> [Work required]
Extract each line containing the string "style".
— start of Data lines —
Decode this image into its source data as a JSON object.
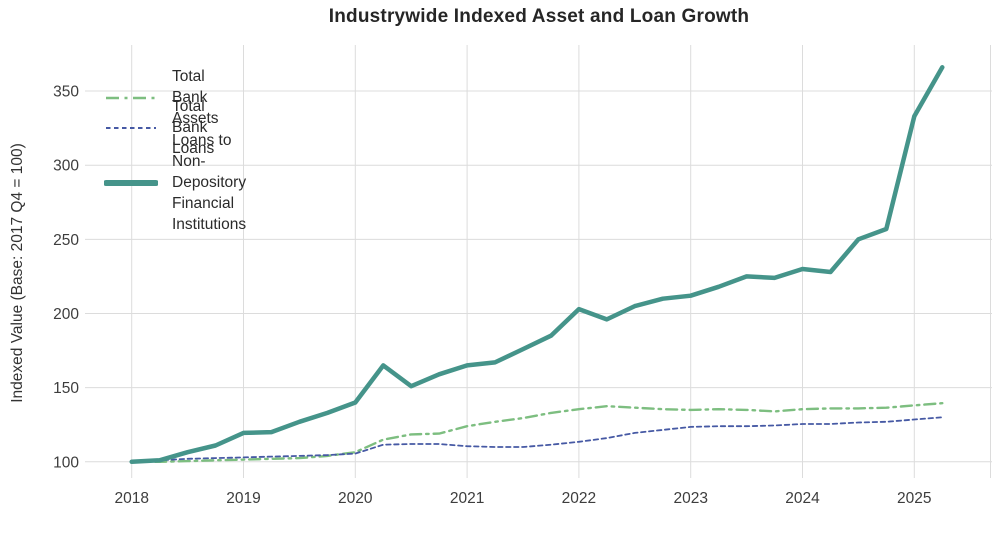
{
  "title": "Industrywide Indexed Asset and Loan Growth",
  "y_axis_label": "Indexed Value (Base: 2017 Q4 = 100)",
  "colors": {
    "assets_green": "#7dbe80",
    "loans_blue": "#4659a4",
    "ndfi_teal": "#45948a",
    "grid": "#dcdcdc",
    "tick_text": "#3d3d3d",
    "title_text": "#262626"
  },
  "legend": [
    {
      "label": "Total Bank Assets",
      "series": "assets",
      "style": "dashdot"
    },
    {
      "label": "Total Bank Loans",
      "series": "loans",
      "style": "dashed"
    },
    {
      "label": "Loans to Non-Depository\nFinancial Institutions",
      "series": "ndfi",
      "style": "solid"
    }
  ],
  "chart_data": {
    "type": "line",
    "title": "Industrywide Indexed Asset and Loan Growth",
    "xlabel": "",
    "ylabel": "Indexed Value (Base: 2017 Q4 = 100)",
    "grid": true,
    "legend_position": "upper left",
    "x_ticks": [
      2018,
      2019,
      2020,
      2021,
      2022,
      2023,
      2024,
      2025
    ],
    "y_ticks": [
      100,
      150,
      200,
      250,
      300,
      350
    ],
    "xlim": [
      2017.58,
      2025.7
    ],
    "ylim": [
      89,
      381
    ],
    "x": [
      2018.0,
      2018.25,
      2018.5,
      2018.75,
      2019.0,
      2019.25,
      2019.5,
      2019.75,
      2020.0,
      2020.25,
      2020.5,
      2020.75,
      2021.0,
      2021.25,
      2021.5,
      2021.75,
      2022.0,
      2022.25,
      2022.5,
      2022.75,
      2023.0,
      2023.25,
      2023.5,
      2023.75,
      2024.0,
      2024.25,
      2024.5,
      2024.75,
      2025.0,
      2025.25
    ],
    "series": [
      {
        "name": "Total Bank Assets",
        "key": "assets",
        "style": "dashdot",
        "width": 2.4,
        "values": [
          100,
          100,
          100.5,
          101,
          101.5,
          102,
          102.5,
          104,
          106.5,
          115,
          118.5,
          119,
          124,
          127,
          129.5,
          133,
          135.5,
          137.5,
          136.5,
          135.5,
          135,
          135.5,
          135,
          134,
          135.5,
          136,
          136,
          136.5,
          138,
          139.5
        ]
      },
      {
        "name": "Total Bank Loans",
        "key": "loans",
        "style": "dashed",
        "width": 1.8,
        "values": [
          100,
          101,
          102,
          102.5,
          103,
          103.5,
          104,
          104.5,
          105.5,
          111.5,
          112,
          112,
          110.5,
          110,
          110,
          111.5,
          113.5,
          116,
          119.5,
          121.5,
          123.5,
          124,
          124,
          124.5,
          125.5,
          125.5,
          126.5,
          127,
          128.5,
          130
        ]
      },
      {
        "name": "Loans to Non-Depository Financial Institutions",
        "key": "ndfi",
        "style": "solid",
        "width": 4.5,
        "values": [
          100,
          101,
          106.5,
          111,
          119.5,
          120,
          127,
          133,
          140,
          165,
          151,
          159,
          165,
          167,
          176,
          185,
          203,
          196,
          205,
          210,
          212,
          218,
          225,
          224,
          230,
          228,
          250,
          257,
          333,
          366
        ]
      }
    ]
  }
}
— end of Data lines —
> [Written solution]
      "style": "dashdot"
      "style": "dashed"
      "style": "solid"
        "style": "dashdot",
        "style": "dashed",
        "style": "solid",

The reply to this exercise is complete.